[Stored data entries]
--- start ---

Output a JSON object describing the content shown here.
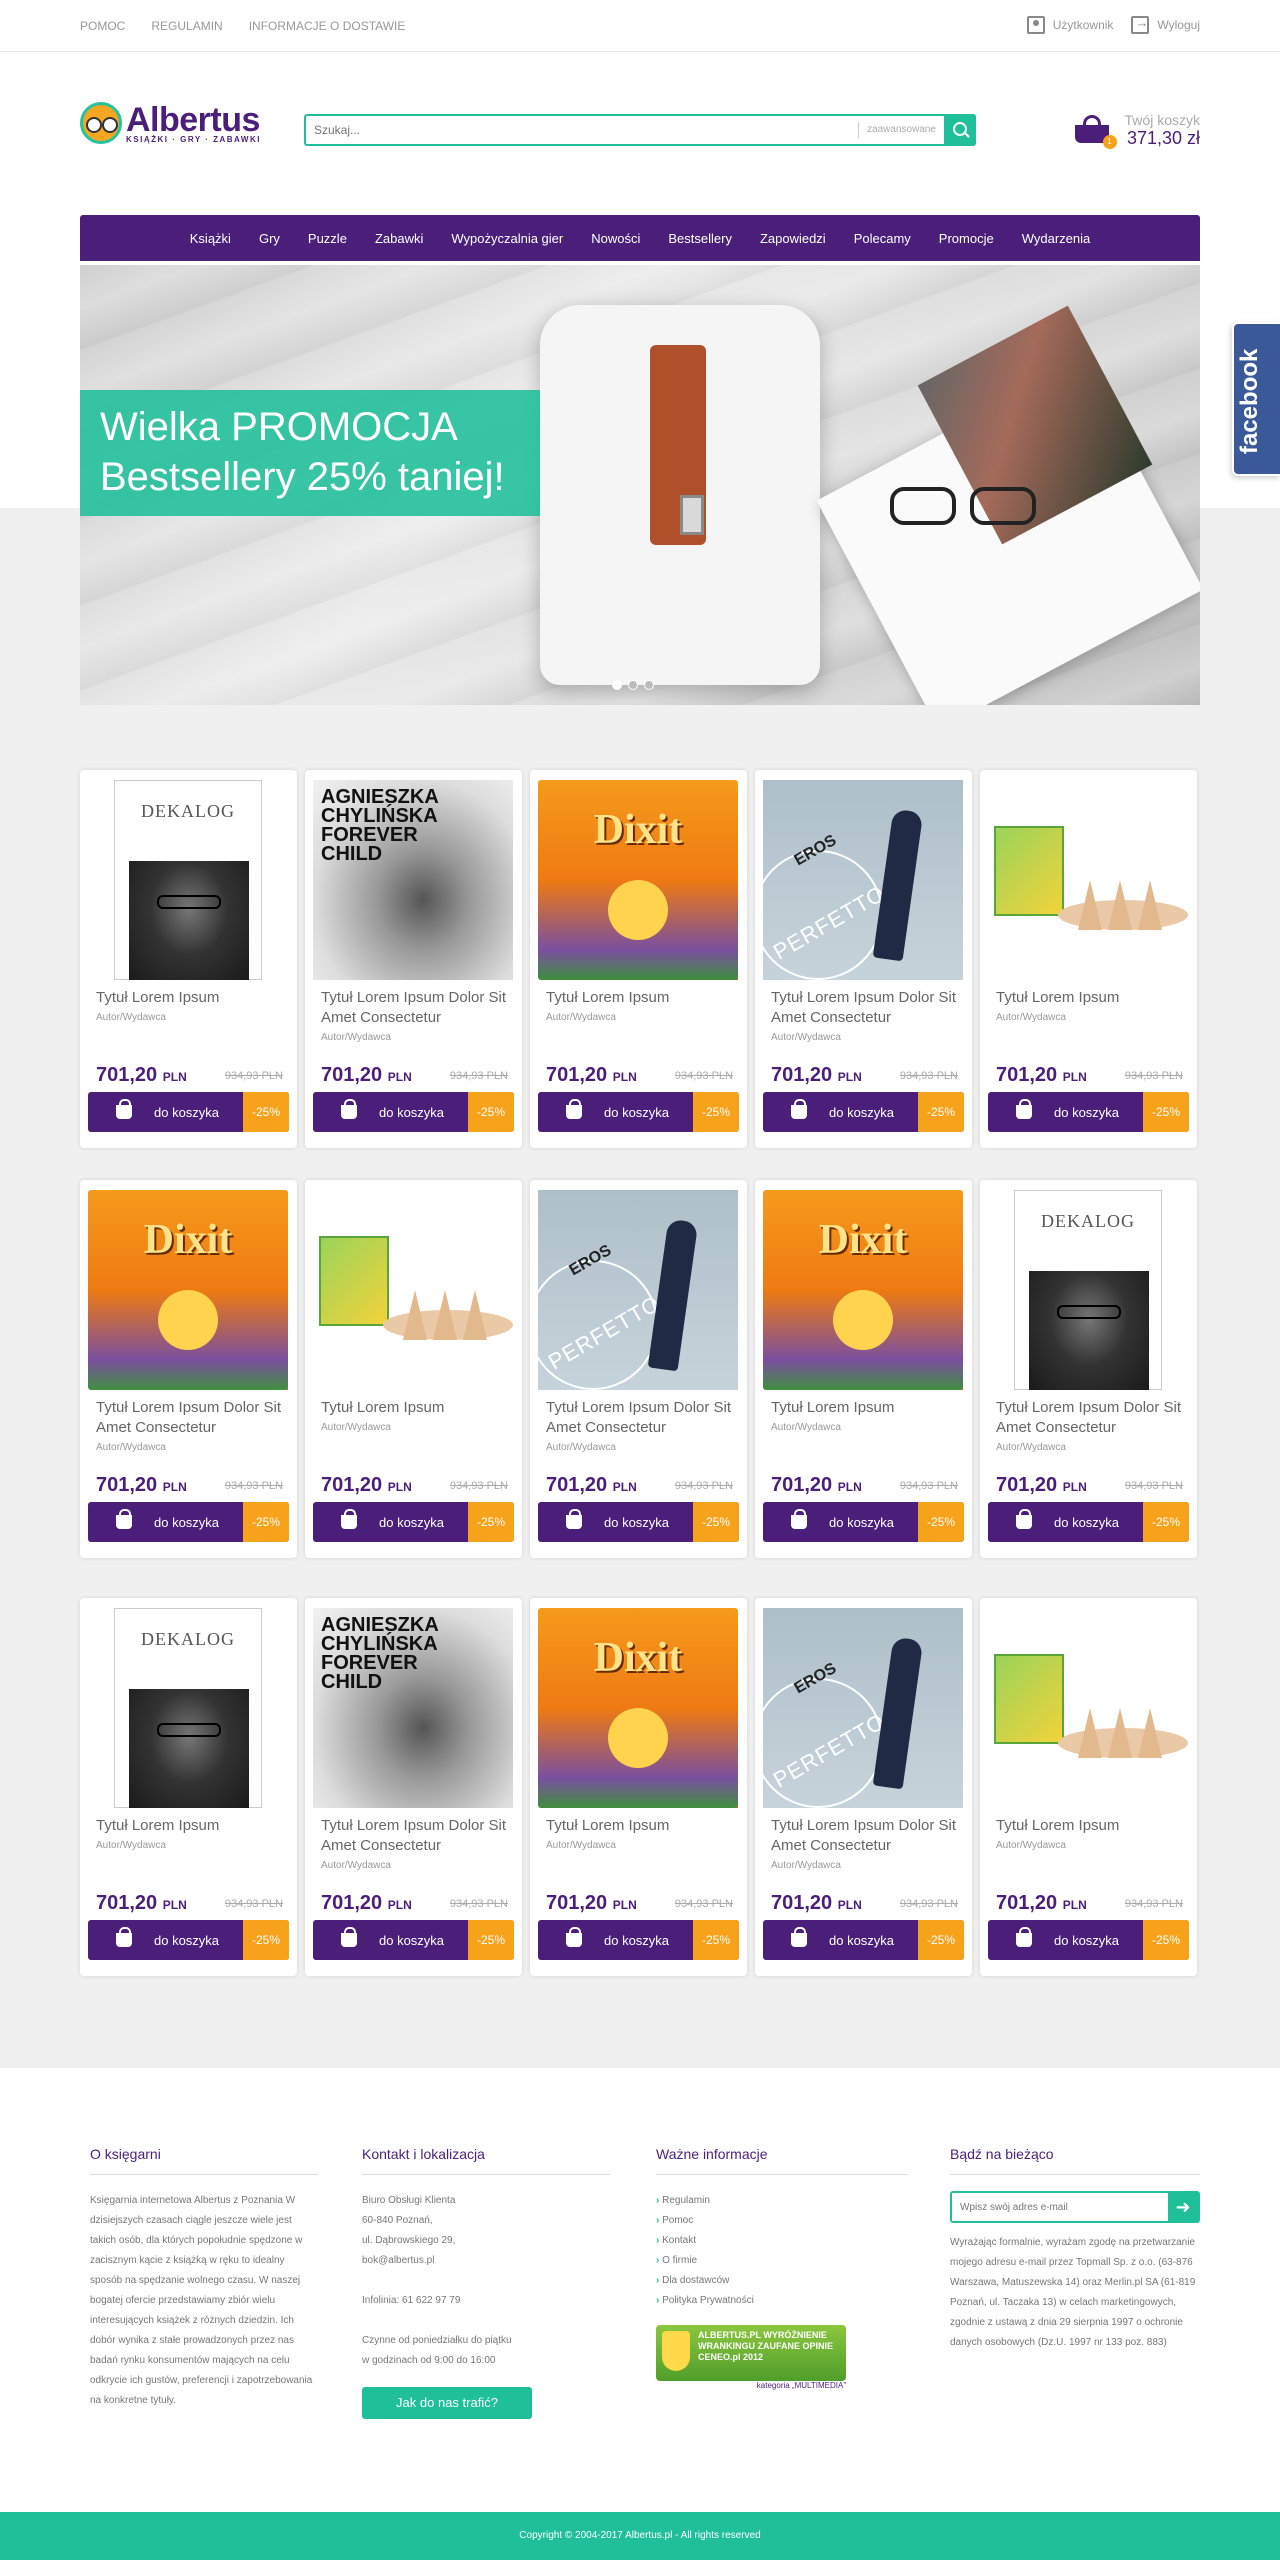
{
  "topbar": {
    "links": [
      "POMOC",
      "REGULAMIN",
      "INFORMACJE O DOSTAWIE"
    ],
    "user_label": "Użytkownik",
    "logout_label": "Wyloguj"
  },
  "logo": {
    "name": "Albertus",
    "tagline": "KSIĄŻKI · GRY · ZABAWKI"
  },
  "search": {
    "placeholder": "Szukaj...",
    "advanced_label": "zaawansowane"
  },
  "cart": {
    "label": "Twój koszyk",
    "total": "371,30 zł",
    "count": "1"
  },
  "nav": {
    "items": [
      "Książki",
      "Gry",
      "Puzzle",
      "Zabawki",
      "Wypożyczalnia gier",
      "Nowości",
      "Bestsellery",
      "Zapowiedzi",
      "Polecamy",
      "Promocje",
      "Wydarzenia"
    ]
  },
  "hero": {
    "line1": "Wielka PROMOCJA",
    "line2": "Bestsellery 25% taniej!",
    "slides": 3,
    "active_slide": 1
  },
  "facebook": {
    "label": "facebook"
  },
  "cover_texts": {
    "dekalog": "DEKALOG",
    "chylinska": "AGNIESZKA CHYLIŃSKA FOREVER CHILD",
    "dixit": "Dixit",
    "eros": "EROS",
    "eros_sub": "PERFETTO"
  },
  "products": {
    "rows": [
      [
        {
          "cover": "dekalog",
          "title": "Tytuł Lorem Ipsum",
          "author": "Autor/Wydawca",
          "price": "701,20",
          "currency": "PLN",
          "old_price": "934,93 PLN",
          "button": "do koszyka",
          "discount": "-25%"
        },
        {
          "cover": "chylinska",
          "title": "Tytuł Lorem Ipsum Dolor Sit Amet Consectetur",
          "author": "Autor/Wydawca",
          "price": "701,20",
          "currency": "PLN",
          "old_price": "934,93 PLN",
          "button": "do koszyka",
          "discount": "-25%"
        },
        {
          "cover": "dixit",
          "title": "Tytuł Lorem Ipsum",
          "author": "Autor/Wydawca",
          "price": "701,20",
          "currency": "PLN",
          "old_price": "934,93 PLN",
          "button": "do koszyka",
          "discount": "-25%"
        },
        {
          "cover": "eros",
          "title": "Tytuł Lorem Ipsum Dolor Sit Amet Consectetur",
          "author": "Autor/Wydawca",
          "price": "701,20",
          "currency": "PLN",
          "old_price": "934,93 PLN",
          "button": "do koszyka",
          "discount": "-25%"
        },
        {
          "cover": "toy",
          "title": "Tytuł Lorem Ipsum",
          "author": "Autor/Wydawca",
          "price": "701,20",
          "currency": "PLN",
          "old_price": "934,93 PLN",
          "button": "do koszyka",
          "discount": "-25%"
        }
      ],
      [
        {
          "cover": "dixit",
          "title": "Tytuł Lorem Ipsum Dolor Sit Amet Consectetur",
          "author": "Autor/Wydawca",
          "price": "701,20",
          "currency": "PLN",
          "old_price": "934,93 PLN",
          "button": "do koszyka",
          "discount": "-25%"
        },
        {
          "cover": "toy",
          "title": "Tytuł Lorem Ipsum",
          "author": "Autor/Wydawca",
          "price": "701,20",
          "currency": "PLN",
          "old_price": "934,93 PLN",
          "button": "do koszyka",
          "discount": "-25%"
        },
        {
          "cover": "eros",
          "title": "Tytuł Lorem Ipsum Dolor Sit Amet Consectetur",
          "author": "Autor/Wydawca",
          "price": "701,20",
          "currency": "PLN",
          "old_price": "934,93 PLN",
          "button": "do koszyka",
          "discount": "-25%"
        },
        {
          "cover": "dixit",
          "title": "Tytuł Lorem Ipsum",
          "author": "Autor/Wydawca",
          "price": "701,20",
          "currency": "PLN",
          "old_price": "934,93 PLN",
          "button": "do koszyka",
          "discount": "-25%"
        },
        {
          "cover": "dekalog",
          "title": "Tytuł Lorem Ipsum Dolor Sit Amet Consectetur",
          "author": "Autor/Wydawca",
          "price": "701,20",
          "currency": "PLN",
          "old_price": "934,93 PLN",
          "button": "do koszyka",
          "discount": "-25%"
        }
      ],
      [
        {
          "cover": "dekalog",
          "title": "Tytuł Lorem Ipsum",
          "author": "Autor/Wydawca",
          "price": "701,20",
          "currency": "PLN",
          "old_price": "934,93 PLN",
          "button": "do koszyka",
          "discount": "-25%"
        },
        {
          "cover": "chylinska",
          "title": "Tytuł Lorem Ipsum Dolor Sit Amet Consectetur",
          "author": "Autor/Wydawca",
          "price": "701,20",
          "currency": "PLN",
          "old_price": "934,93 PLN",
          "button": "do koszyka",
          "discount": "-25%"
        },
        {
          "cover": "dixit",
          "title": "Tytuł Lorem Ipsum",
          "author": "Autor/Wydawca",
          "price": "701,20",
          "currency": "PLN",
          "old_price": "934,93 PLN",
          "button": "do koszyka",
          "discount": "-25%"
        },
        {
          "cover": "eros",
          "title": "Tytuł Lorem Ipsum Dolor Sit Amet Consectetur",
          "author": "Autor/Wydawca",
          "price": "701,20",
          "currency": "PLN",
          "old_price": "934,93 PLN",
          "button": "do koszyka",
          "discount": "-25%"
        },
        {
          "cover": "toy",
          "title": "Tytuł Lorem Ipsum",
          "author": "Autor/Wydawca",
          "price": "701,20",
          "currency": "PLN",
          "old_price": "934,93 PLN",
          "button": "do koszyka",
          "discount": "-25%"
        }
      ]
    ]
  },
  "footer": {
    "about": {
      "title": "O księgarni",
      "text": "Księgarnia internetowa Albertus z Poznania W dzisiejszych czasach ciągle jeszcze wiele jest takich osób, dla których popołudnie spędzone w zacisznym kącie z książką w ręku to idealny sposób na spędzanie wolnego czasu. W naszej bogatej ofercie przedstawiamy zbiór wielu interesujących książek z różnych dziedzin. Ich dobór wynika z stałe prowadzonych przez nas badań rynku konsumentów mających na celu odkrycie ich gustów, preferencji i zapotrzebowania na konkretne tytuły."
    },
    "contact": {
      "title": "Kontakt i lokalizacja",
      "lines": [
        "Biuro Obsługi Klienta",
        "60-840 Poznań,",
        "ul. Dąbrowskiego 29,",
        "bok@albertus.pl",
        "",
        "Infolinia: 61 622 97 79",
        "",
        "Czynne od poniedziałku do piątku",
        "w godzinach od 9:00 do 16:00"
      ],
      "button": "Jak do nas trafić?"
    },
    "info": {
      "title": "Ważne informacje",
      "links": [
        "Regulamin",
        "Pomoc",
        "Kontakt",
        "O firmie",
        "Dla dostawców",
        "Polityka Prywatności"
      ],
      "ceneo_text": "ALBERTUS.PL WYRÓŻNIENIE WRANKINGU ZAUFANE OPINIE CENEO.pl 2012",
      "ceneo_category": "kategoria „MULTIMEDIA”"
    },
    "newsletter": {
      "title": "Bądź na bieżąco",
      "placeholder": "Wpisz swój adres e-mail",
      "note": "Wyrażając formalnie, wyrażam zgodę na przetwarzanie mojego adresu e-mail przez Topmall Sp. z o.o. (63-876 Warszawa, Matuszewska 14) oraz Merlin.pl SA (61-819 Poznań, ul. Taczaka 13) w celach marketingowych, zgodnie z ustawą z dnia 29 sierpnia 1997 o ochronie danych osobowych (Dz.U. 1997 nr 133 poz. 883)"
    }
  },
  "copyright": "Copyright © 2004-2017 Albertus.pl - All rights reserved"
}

--- end ---

### Exercise details
Extract all the data above exactly, excluding every picture.

### In response
Output a JSON object describing the content shown here.
{
  "topbar": {
    "links": [
      "POMOC",
      "REGULAMIN",
      "INFORMACJE O DOSTAWIE"
    ],
    "user_label": "Użytkownik",
    "logout_label": "Wyloguj"
  },
  "logo": {
    "name": "Albertus",
    "tagline": "KSIĄŻKI · GRY · ZABAWKI"
  },
  "search": {
    "placeholder": "Szukaj...",
    "advanced_label": "zaawansowane"
  },
  "cart": {
    "label": "Twój koszyk",
    "total": "371,30 zł",
    "count": "1"
  },
  "nav": {
    "items": [
      "Książki",
      "Gry",
      "Puzzle",
      "Zabawki",
      "Wypożyczalnia gier",
      "Nowości",
      "Bestsellery",
      "Zapowiedzi",
      "Polecamy",
      "Promocje",
      "Wydarzenia"
    ]
  },
  "hero": {
    "line1": "Wielka PROMOCJA",
    "line2": "Bestsellery 25% taniej!",
    "slides": 3,
    "active_slide": 1
  },
  "facebook": {
    "label": "facebook"
  },
  "cover_texts": {
    "dekalog": "DEKALOG",
    "chylinska": "AGNIESZKA CHYLIŃSKA FOREVER CHILD",
    "dixit": "Dixit",
    "eros": "EROS",
    "eros_sub": "PERFETTO"
  },
  "products": {
    "rows": [
      [
        {
          "cover": "dekalog",
          "title": "Tytuł Lorem Ipsum",
          "author": "Autor/Wydawca",
          "price": "701,20",
          "currency": "PLN",
          "old_price": "934,93 PLN",
          "button": "do koszyka",
          "discount": "-25%"
        },
        {
          "cover": "chylinska",
          "title": "Tytuł Lorem Ipsum Dolor Sit Amet Consectetur",
          "author": "Autor/Wydawca",
          "price": "701,20",
          "currency": "PLN",
          "old_price": "934,93 PLN",
          "button": "do koszyka",
          "discount": "-25%"
        },
        {
          "cover": "dixit",
          "title": "Tytuł Lorem Ipsum",
          "author": "Autor/Wydawca",
          "price": "701,20",
          "currency": "PLN",
          "old_price": "934,93 PLN",
          "button": "do koszyka",
          "discount": "-25%"
        },
        {
          "cover": "eros",
          "title": "Tytuł Lorem Ipsum Dolor Sit Amet Consectetur",
          "author": "Autor/Wydawca",
          "price": "701,20",
          "currency": "PLN",
          "old_price": "934,93 PLN",
          "button": "do koszyka",
          "discount": "-25%"
        },
        {
          "cover": "toy",
          "title": "Tytuł Lorem Ipsum",
          "author": "Autor/Wydawca",
          "price": "701,20",
          "currency": "PLN",
          "old_price": "934,93 PLN",
          "button": "do koszyka",
          "discount": "-25%"
        }
      ],
      [
        {
          "cover": "dixit",
          "title": "Tytuł Lorem Ipsum Dolor Sit Amet Consectetur",
          "author": "Autor/Wydawca",
          "price": "701,20",
          "currency": "PLN",
          "old_price": "934,93 PLN",
          "button": "do koszyka",
          "discount": "-25%"
        },
        {
          "cover": "toy",
          "title": "Tytuł Lorem Ipsum",
          "author": "Autor/Wydawca",
          "price": "701,20",
          "currency": "PLN",
          "old_price": "934,93 PLN",
          "button": "do koszyka",
          "discount": "-25%"
        },
        {
          "cover": "eros",
          "title": "Tytuł Lorem Ipsum Dolor Sit Amet Consectetur",
          "author": "Autor/Wydawca",
          "price": "701,20",
          "currency": "PLN",
          "old_price": "934,93 PLN",
          "button": "do koszyka",
          "discount": "-25%"
        },
        {
          "cover": "dixit",
          "title": "Tytuł Lorem Ipsum",
          "author": "Autor/Wydawca",
          "price": "701,20",
          "currency": "PLN",
          "old_price": "934,93 PLN",
          "button": "do koszyka",
          "discount": "-25%"
        },
        {
          "cover": "dekalog",
          "title": "Tytuł Lorem Ipsum Dolor Sit Amet Consectetur",
          "author": "Autor/Wydawca",
          "price": "701,20",
          "currency": "PLN",
          "old_price": "934,93 PLN",
          "button": "do koszyka",
          "discount": "-25%"
        }
      ],
      [
        {
          "cover": "dekalog",
          "title": "Tytuł Lorem Ipsum",
          "author": "Autor/Wydawca",
          "price": "701,20",
          "currency": "PLN",
          "old_price": "934,93 PLN",
          "button": "do koszyka",
          "discount": "-25%"
        },
        {
          "cover": "chylinska",
          "title": "Tytuł Lorem Ipsum Dolor Sit Amet Consectetur",
          "author": "Autor/Wydawca",
          "price": "701,20",
          "currency": "PLN",
          "old_price": "934,93 PLN",
          "button": "do koszyka",
          "discount": "-25%"
        },
        {
          "cover": "dixit",
          "title": "Tytuł Lorem Ipsum",
          "author": "Autor/Wydawca",
          "price": "701,20",
          "currency": "PLN",
          "old_price": "934,93 PLN",
          "button": "do koszyka",
          "discount": "-25%"
        },
        {
          "cover": "eros",
          "title": "Tytuł Lorem Ipsum Dolor Sit Amet Consectetur",
          "author": "Autor/Wydawca",
          "price": "701,20",
          "currency": "PLN",
          "old_price": "934,93 PLN",
          "button": "do koszyka",
          "discount": "-25%"
        },
        {
          "cover": "toy",
          "title": "Tytuł Lorem Ipsum",
          "author": "Autor/Wydawca",
          "price": "701,20",
          "currency": "PLN",
          "old_price": "934,93 PLN",
          "button": "do koszyka",
          "discount": "-25%"
        }
      ]
    ]
  },
  "footer": {
    "about": {
      "title": "O księgarni",
      "text": "Księgarnia internetowa Albertus z Poznania W dzisiejszych czasach ciągle jeszcze wiele jest takich osób, dla których popołudnie spędzone w zacisznym kącie z książką w ręku to idealny sposób na spędzanie wolnego czasu. W naszej bogatej ofercie przedstawiamy zbiór wielu interesujących książek z różnych dziedzin. Ich dobór wynika z stałe prowadzonych przez nas badań rynku konsumentów mających na celu odkrycie ich gustów, preferencji i zapotrzebowania na konkretne tytuły."
    },
    "contact": {
      "title": "Kontakt i lokalizacja",
      "lines": [
        "Biuro Obsługi Klienta",
        "60-840 Poznań,",
        "ul. Dąbrowskiego 29,",
        "bok@albertus.pl",
        "",
        "Infolinia: 61 622 97 79",
        "",
        "Czynne od poniedziałku do piątku",
        "w godzinach od 9:00 do 16:00"
      ],
      "button": "Jak do nas trafić?"
    },
    "info": {
      "title": "Ważne informacje",
      "links": [
        "Regulamin",
        "Pomoc",
        "Kontakt",
        "O firmie",
        "Dla dostawców",
        "Polityka Prywatności"
      ],
      "ceneo_text": "ALBERTUS.PL WYRÓŻNIENIE WRANKINGU ZAUFANE OPINIE CENEO.pl 2012",
      "ceneo_category": "kategoria „MULTIMEDIA”"
    },
    "newsletter": {
      "title": "Bądź na bieżąco",
      "placeholder": "Wpisz swój adres e-mail",
      "note": "Wyrażając formalnie, wyrażam zgodę na przetwarzanie mojego adresu e-mail przez Topmall Sp. z o.o. (63-876 Warszawa, Matuszewska 14) oraz Merlin.pl SA (61-819 Poznań, ul. Taczaka 13) w celach marketingowych, zgodnie z ustawą z dnia 29 sierpnia 1997 o ochronie danych osobowych (Dz.U. 1997 nr 133 poz. 883)"
    }
  },
  "copyright": "Copyright © 2004-2017 Albertus.pl - All rights reserved"
}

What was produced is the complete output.